### Requirements:
Each entry below is to be written out exactly, and the pictures are to be left out.
### Recorded data ###
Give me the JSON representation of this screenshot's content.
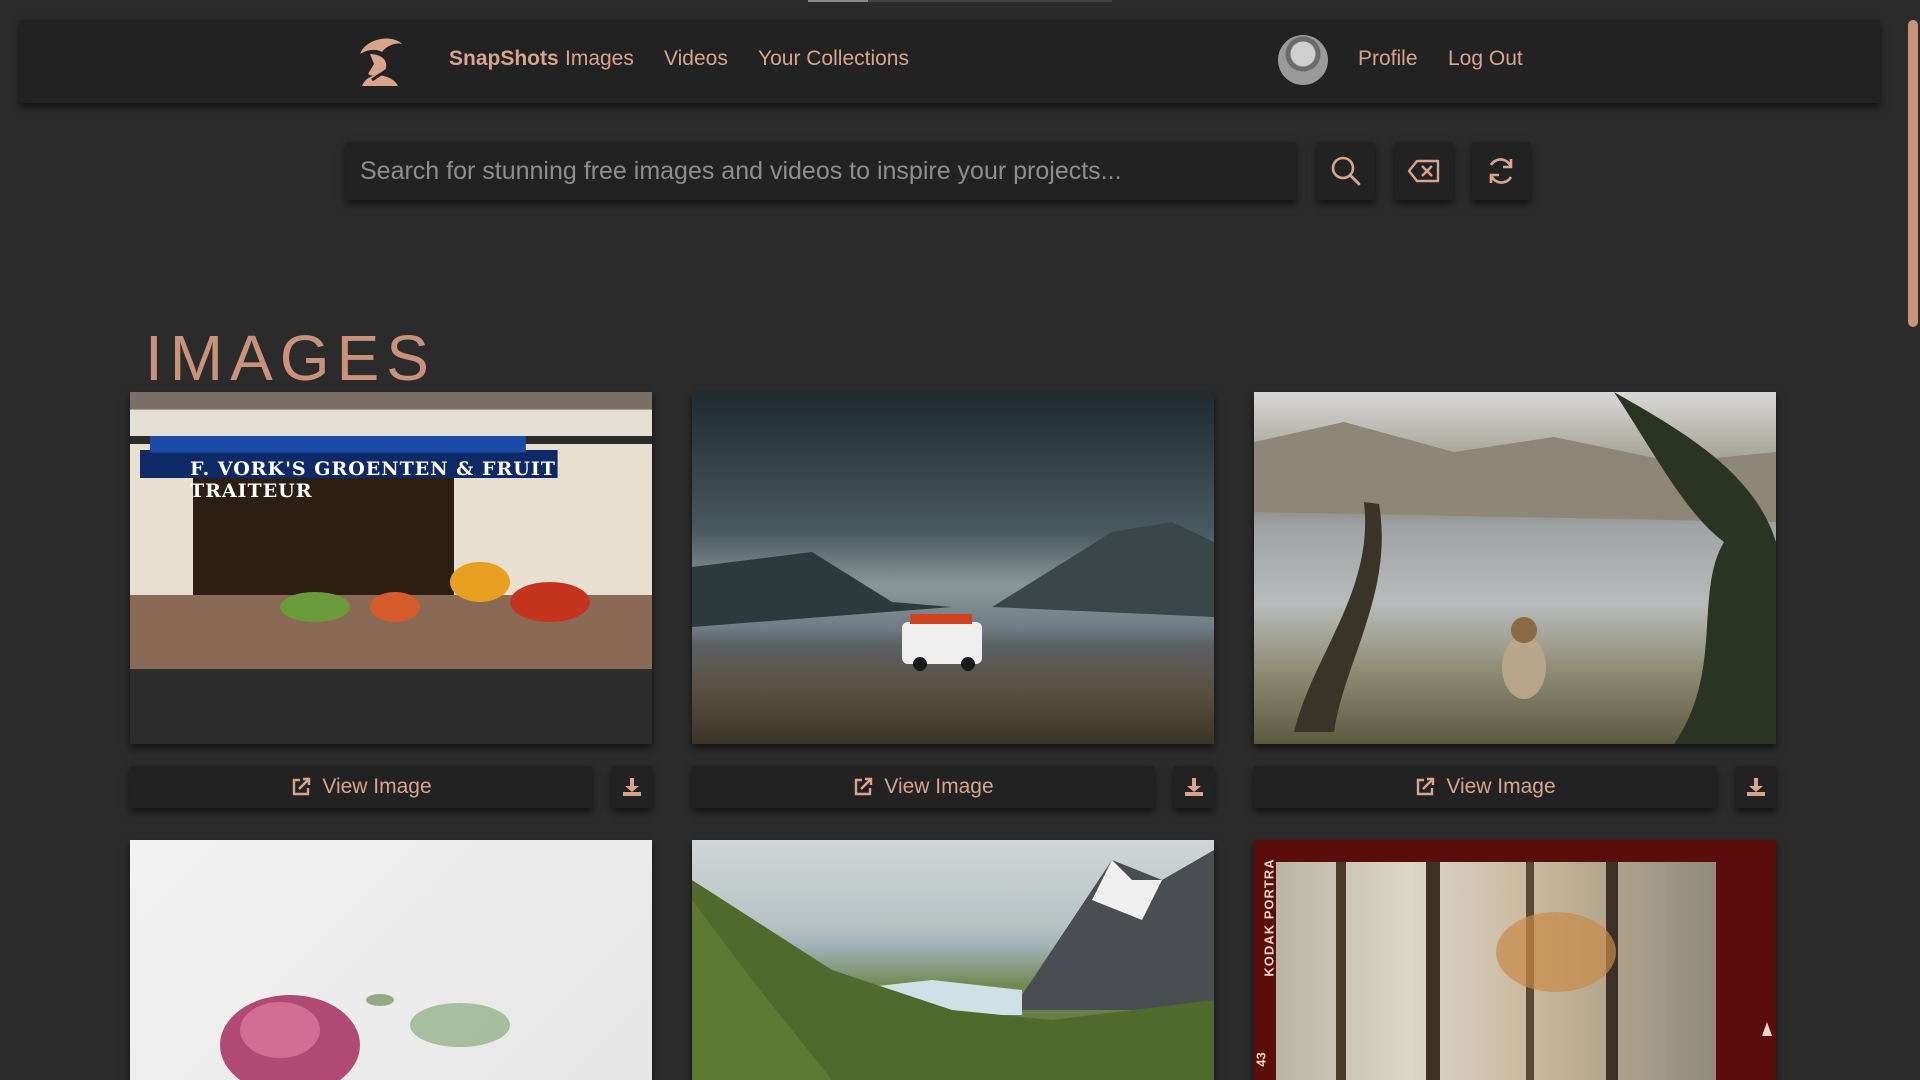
{
  "nav": {
    "brand": "SnapShots",
    "links": [
      "Images",
      "Videos",
      "Your Collections"
    ],
    "profile": "Profile",
    "logout": "Log Out"
  },
  "search": {
    "placeholder": "Search for stunning free images and videos to inspire your projects...",
    "value": ""
  },
  "section": {
    "title": "IMAGES"
  },
  "cards": [
    {
      "view_label": "View Image",
      "shop_sign": "F. VORK'S  GROENTEN & FRUIT  TRAITEUR"
    },
    {
      "view_label": "View Image"
    },
    {
      "view_label": "View Image"
    }
  ],
  "second_row_text": {
    "film_brand": "KODAK PORTRA",
    "film_frame": "43"
  },
  "icons": {
    "logo": "cowboy-hat-person-logo",
    "search": "search-icon",
    "clear": "backspace-clear-icon",
    "refresh": "refresh-icon",
    "view": "external-link-icon",
    "download": "download-icon"
  },
  "colors": {
    "accent": "#d9a58a",
    "background": "#2b2b2b",
    "panel": "#222222"
  }
}
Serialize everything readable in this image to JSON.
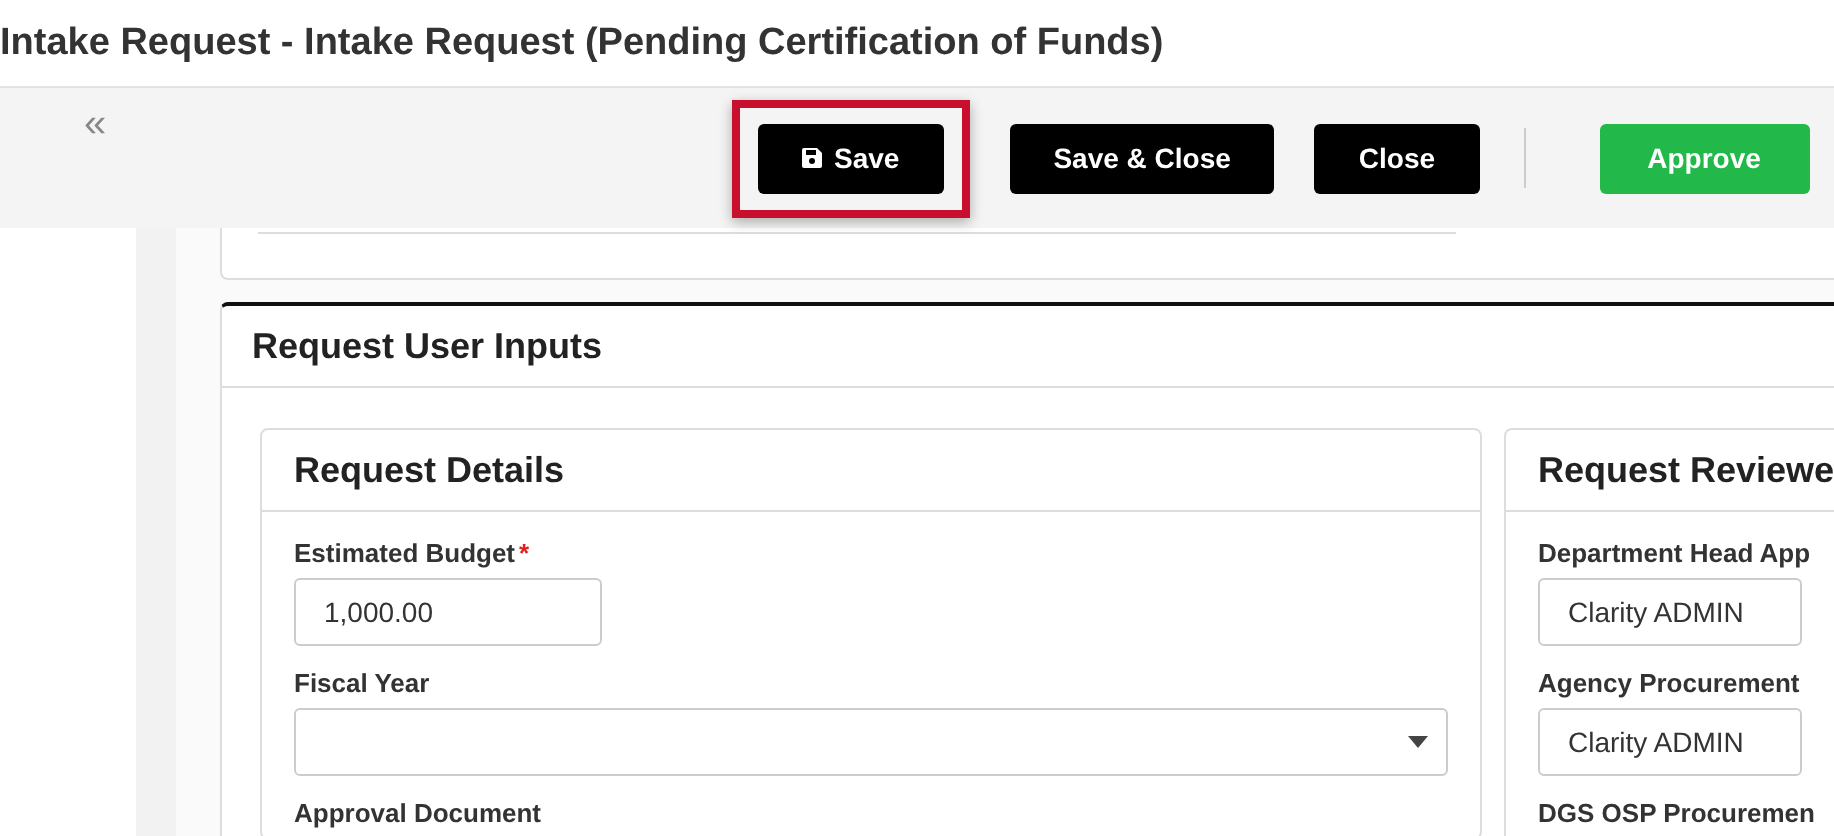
###
### The answer:
Give me the JSON representation of this screenshot's content.
{
  "nav": {
    "brand": "SnapShots",
    "links": [
      "Images",
      "Videos",
      "Your Collections"
    ],
    "profile": "Profile",
    "logout": "Log Out"
  },
  "search": {
    "placeholder": "Search for stunning free images and videos to inspire your projects...",
    "value": ""
  },
  "section": {
    "title": "IMAGES"
  },
  "cards": [
    {
      "view_label": "View Image",
      "shop_sign": "F. VORK'S  GROENTEN & FRUIT  TRAITEUR"
    },
    {
      "view_label": "View Image"
    },
    {
      "view_label": "View Image"
    }
  ],
  "second_row_text": {
    "film_brand": "KODAK PORTRA",
    "film_frame": "43"
  },
  "icons": {
    "logo": "cowboy-hat-person-logo",
    "search": "search-icon",
    "clear": "backspace-clear-icon",
    "refresh": "refresh-icon",
    "view": "external-link-icon",
    "download": "download-icon"
  },
  "colors": {
    "accent": "#d9a58a",
    "background": "#2b2b2b",
    "panel": "#222222"
  }
}
Serialize everything readable in this image to JSON.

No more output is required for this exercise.